*** Provided data
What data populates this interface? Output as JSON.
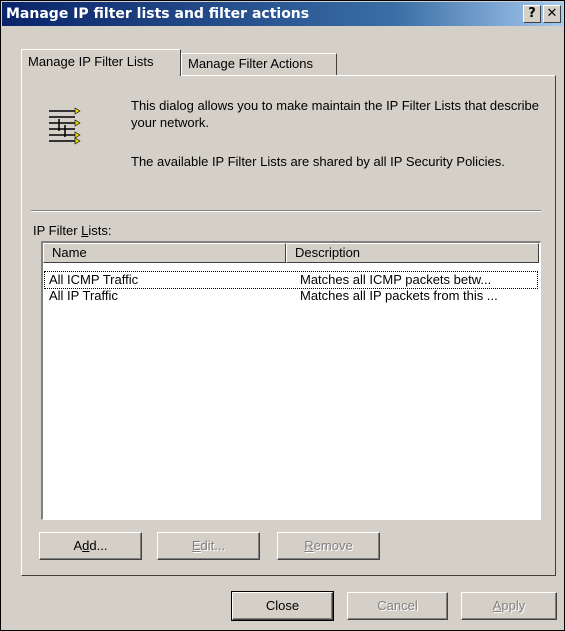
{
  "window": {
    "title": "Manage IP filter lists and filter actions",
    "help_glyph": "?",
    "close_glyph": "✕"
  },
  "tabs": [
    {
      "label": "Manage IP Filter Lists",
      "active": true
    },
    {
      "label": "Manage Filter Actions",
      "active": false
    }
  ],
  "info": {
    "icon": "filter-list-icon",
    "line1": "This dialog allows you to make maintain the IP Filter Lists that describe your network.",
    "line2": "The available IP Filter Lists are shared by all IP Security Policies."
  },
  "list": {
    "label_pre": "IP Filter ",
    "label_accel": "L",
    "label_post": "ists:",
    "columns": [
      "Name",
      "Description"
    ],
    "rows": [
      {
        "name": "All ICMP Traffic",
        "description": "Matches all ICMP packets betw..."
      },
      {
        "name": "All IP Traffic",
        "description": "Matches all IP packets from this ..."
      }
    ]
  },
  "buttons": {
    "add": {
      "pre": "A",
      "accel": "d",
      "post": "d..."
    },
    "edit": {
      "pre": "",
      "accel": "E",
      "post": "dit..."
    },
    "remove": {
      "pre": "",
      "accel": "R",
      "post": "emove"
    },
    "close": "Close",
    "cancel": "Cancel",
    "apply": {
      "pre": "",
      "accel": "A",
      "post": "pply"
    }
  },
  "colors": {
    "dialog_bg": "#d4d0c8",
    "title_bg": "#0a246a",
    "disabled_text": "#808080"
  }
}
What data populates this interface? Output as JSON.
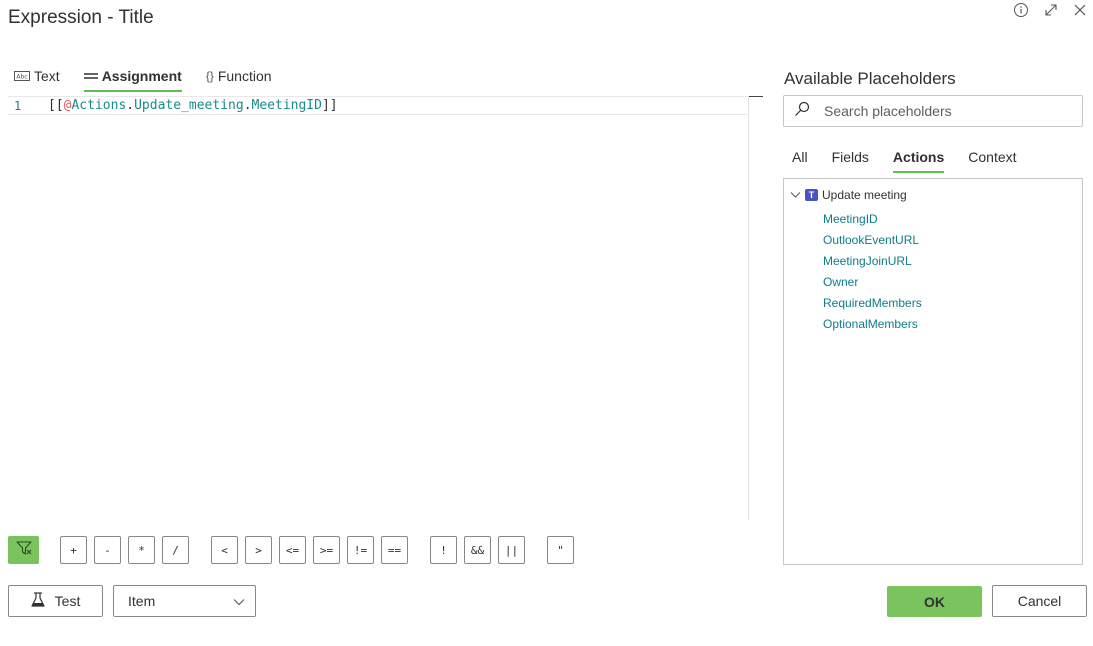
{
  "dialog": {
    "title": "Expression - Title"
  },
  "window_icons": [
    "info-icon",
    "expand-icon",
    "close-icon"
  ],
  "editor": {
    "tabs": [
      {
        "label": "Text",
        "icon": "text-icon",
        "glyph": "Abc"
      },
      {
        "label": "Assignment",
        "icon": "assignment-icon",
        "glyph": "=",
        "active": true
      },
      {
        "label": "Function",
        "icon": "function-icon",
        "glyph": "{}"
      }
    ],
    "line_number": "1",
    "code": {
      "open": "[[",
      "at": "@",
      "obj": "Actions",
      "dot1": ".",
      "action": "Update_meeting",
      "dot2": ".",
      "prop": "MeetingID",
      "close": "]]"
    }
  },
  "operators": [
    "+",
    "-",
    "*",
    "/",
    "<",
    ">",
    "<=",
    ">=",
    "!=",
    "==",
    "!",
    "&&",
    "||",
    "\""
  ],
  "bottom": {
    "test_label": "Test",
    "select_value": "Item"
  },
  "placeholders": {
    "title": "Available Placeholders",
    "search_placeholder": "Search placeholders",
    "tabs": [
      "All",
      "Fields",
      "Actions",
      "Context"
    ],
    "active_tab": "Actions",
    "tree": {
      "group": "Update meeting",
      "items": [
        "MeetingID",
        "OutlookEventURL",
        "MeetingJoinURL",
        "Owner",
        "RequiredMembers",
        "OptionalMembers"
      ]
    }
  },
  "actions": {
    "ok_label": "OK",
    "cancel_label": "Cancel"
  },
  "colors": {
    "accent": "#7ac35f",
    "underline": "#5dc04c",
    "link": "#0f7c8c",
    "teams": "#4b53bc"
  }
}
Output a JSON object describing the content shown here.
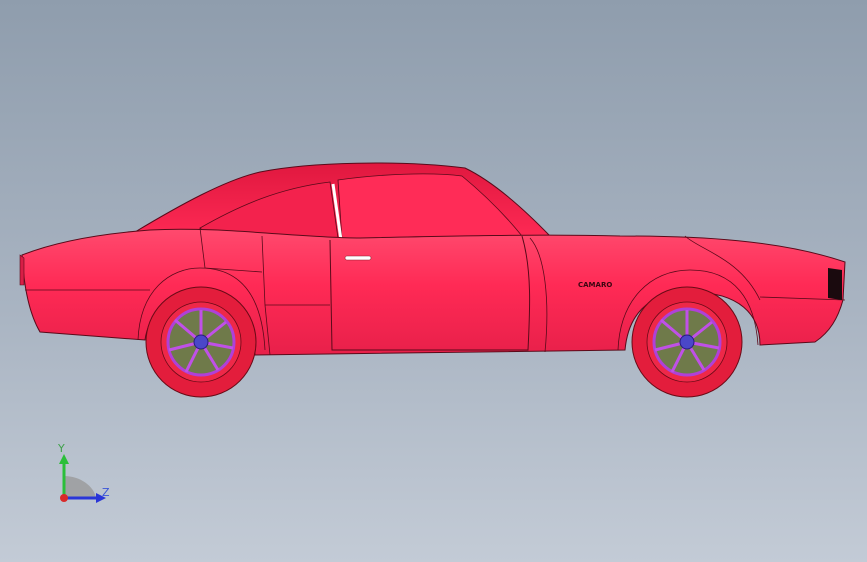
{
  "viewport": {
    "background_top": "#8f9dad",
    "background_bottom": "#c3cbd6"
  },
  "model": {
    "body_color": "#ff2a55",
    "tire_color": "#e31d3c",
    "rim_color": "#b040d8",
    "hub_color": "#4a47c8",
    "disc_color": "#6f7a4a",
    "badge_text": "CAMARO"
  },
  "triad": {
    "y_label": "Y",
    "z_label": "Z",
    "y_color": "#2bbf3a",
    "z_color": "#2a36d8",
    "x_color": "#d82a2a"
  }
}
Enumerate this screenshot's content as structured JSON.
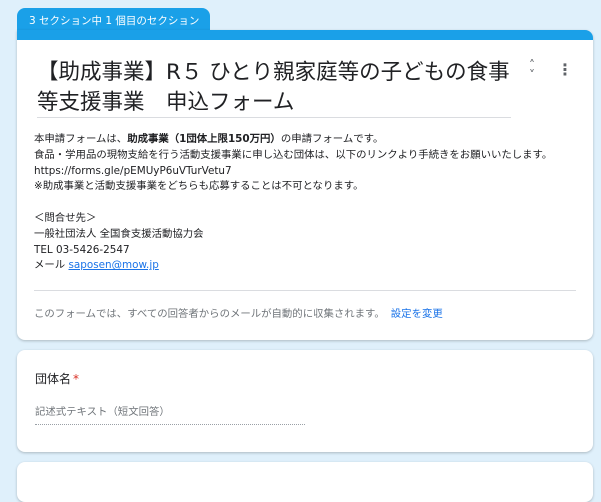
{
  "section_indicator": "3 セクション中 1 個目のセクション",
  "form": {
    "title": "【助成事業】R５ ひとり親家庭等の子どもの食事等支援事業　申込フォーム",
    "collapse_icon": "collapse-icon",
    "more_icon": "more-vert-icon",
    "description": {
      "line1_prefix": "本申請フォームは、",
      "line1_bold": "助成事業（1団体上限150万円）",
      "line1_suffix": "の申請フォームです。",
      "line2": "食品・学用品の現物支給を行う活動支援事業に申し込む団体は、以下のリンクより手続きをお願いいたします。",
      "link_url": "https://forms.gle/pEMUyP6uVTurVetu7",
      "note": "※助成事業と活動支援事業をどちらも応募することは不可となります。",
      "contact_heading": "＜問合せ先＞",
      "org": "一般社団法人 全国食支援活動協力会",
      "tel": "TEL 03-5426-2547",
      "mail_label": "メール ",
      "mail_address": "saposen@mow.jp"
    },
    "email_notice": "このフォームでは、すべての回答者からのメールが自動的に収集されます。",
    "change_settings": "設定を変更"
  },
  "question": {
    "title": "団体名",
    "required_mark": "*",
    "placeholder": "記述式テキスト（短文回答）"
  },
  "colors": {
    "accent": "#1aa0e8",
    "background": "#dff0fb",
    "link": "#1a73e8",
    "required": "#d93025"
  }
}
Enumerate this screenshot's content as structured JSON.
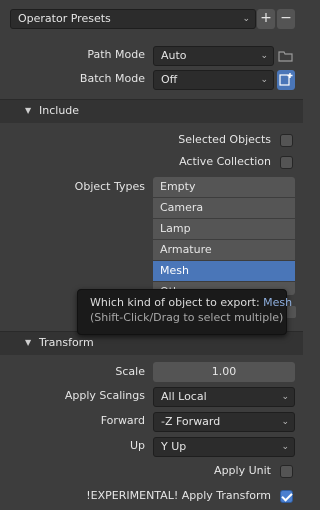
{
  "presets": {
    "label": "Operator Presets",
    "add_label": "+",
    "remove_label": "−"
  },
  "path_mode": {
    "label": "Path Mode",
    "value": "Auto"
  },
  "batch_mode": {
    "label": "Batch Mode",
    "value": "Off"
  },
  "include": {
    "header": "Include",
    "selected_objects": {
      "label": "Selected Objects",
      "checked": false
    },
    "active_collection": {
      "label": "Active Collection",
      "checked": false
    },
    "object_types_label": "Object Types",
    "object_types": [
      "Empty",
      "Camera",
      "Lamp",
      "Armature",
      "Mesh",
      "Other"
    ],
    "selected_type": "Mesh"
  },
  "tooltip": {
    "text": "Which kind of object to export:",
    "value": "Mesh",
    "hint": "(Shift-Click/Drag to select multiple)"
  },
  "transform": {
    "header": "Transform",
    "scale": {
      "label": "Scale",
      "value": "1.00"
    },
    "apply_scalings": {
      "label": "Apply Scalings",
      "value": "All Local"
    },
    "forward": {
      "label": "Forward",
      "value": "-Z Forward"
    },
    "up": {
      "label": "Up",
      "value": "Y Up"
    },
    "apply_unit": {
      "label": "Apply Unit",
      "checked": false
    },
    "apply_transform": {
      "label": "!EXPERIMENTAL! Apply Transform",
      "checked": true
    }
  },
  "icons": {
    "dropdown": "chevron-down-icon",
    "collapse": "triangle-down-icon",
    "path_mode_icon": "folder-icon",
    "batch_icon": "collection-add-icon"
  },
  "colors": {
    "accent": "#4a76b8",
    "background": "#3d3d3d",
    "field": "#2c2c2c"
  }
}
******
Exercise prompt: Copy every record character for character. Skip the pictures.

Finished answer:
What data populates this interface? Output as JSON.
{
  "window": {
    "title": "Manage IP filter lists and filter actions",
    "help_glyph": "?",
    "close_glyph": "✕"
  },
  "tabs": [
    {
      "label": "Manage IP Filter Lists",
      "active": true
    },
    {
      "label": "Manage Filter Actions",
      "active": false
    }
  ],
  "info": {
    "icon": "filter-list-icon",
    "line1": "This dialog allows you to make maintain the IP Filter Lists that describe your network.",
    "line2": "The available IP Filter Lists are shared by all IP Security Policies."
  },
  "list": {
    "label_pre": "IP Filter ",
    "label_accel": "L",
    "label_post": "ists:",
    "columns": [
      "Name",
      "Description"
    ],
    "rows": [
      {
        "name": "All ICMP Traffic",
        "description": "Matches all ICMP packets betw..."
      },
      {
        "name": "All IP Traffic",
        "description": "Matches all IP packets from this ..."
      }
    ]
  },
  "buttons": {
    "add": {
      "pre": "A",
      "accel": "d",
      "post": "d..."
    },
    "edit": {
      "pre": "",
      "accel": "E",
      "post": "dit..."
    },
    "remove": {
      "pre": "",
      "accel": "R",
      "post": "emove"
    },
    "close": "Close",
    "cancel": "Cancel",
    "apply": {
      "pre": "",
      "accel": "A",
      "post": "pply"
    }
  },
  "colors": {
    "dialog_bg": "#d4d0c8",
    "title_bg": "#0a246a",
    "disabled_text": "#808080"
  }
}
What data populates this interface? Output as JSON.
{
  "dialog": {
    "title": "Expression - Title"
  },
  "window_icons": [
    "info-icon",
    "expand-icon",
    "close-icon"
  ],
  "editor": {
    "tabs": [
      {
        "label": "Text",
        "icon": "text-icon",
        "glyph": "Abc"
      },
      {
        "label": "Assignment",
        "icon": "assignment-icon",
        "glyph": "=",
        "active": true
      },
      {
        "label": "Function",
        "icon": "function-icon",
        "glyph": "{}"
      }
    ],
    "line_number": "1",
    "code": {
      "open": "[[",
      "at": "@",
      "obj": "Actions",
      "dot1": ".",
      "action": "Update_meeting",
      "dot2": ".",
      "prop": "MeetingID",
      "close": "]]"
    }
  },
  "operators": [
    "+",
    "-",
    "*",
    "/",
    "<",
    ">",
    "<=",
    ">=",
    "!=",
    "==",
    "!",
    "&&",
    "||",
    "\""
  ],
  "bottom": {
    "test_label": "Test",
    "select_value": "Item"
  },
  "placeholders": {
    "title": "Available Placeholders",
    "search_placeholder": "Search placeholders",
    "tabs": [
      "All",
      "Fields",
      "Actions",
      "Context"
    ],
    "active_tab": "Actions",
    "tree": {
      "group": "Update meeting",
      "items": [
        "MeetingID",
        "OutlookEventURL",
        "MeetingJoinURL",
        "Owner",
        "RequiredMembers",
        "OptionalMembers"
      ]
    }
  },
  "actions": {
    "ok_label": "OK",
    "cancel_label": "Cancel"
  },
  "colors": {
    "accent": "#7ac35f",
    "underline": "#5dc04c",
    "link": "#0f7c8c",
    "teams": "#4b53bc"
  }
}
Output a JSON object describing the content shown here.
{
  "viewport": {
    "background_top": "#8f9dad",
    "background_bottom": "#c3cbd6"
  },
  "model": {
    "body_color": "#ff2a55",
    "tire_color": "#e31d3c",
    "rim_color": "#b040d8",
    "hub_color": "#4a47c8",
    "disc_color": "#6f7a4a",
    "badge_text": "CAMARO"
  },
  "triad": {
    "y_label": "Y",
    "z_label": "Z",
    "y_color": "#2bbf3a",
    "z_color": "#2a36d8",
    "x_color": "#d82a2a"
  }
}
Enumerate this screenshot's content as structured JSON.
{
  "section_indicator": "3 セクション中 1 個目のセクション",
  "form": {
    "title": "【助成事業】R５ ひとり親家庭等の子どもの食事等支援事業　申込フォーム",
    "collapse_icon": "collapse-icon",
    "more_icon": "more-vert-icon",
    "description": {
      "line1_prefix": "本申請フォームは、",
      "line1_bold": "助成事業（1団体上限150万円）",
      "line1_suffix": "の申請フォームです。",
      "line2": "食品・学用品の現物支給を行う活動支援事業に申し込む団体は、以下のリンクより手続きをお願いいたします。",
      "link_url": "https://forms.gle/pEMUyP6uVTurVetu7",
      "note": "※助成事業と活動支援事業をどちらも応募することは不可となります。",
      "contact_heading": "＜問合せ先＞",
      "org": "一般社団法人 全国食支援活動協力会",
      "tel": "TEL 03-5426-2547",
      "mail_label": "メール ",
      "mail_address": "saposen@mow.jp"
    },
    "email_notice": "このフォームでは、すべての回答者からのメールが自動的に収集されます。",
    "change_settings": "設定を変更"
  },
  "question": {
    "title": "団体名",
    "required_mark": "*",
    "placeholder": "記述式テキスト（短文回答）"
  },
  "colors": {
    "accent": "#1aa0e8",
    "background": "#dff0fb",
    "link": "#1a73e8",
    "required": "#d93025"
  }
}
Enumerate this screenshot's content as structured JSON.
{
  "presets": {
    "label": "Operator Presets",
    "add_label": "+",
    "remove_label": "−"
  },
  "path_mode": {
    "label": "Path Mode",
    "value": "Auto"
  },
  "batch_mode": {
    "label": "Batch Mode",
    "value": "Off"
  },
  "include": {
    "header": "Include",
    "selected_objects": {
      "label": "Selected Objects",
      "checked": false
    },
    "active_collection": {
      "label": "Active Collection",
      "checked": false
    },
    "object_types_label": "Object Types",
    "object_types": [
      "Empty",
      "Camera",
      "Lamp",
      "Armature",
      "Mesh",
      "Other"
    ],
    "selected_type": "Mesh"
  },
  "tooltip": {
    "text": "Which kind of object to export:",
    "value": "Mesh",
    "hint": "(Shift-Click/Drag to select multiple)"
  },
  "transform": {
    "header": "Transform",
    "scale": {
      "label": "Scale",
      "value": "1.00"
    },
    "apply_scalings": {
      "label": "Apply Scalings",
      "value": "All Local"
    },
    "forward": {
      "label": "Forward",
      "value": "-Z Forward"
    },
    "up": {
      "label": "Up",
      "value": "Y Up"
    },
    "apply_unit": {
      "label": "Apply Unit",
      "checked": false
    },
    "apply_transform": {
      "label": "!EXPERIMENTAL! Apply Transform",
      "checked": true
    }
  },
  "icons": {
    "dropdown": "chevron-down-icon",
    "collapse": "triangle-down-icon",
    "path_mode_icon": "folder-icon",
    "batch_icon": "collection-add-icon"
  },
  "colors": {
    "accent": "#4a76b8",
    "background": "#3d3d3d",
    "field": "#2c2c2c"
  }
}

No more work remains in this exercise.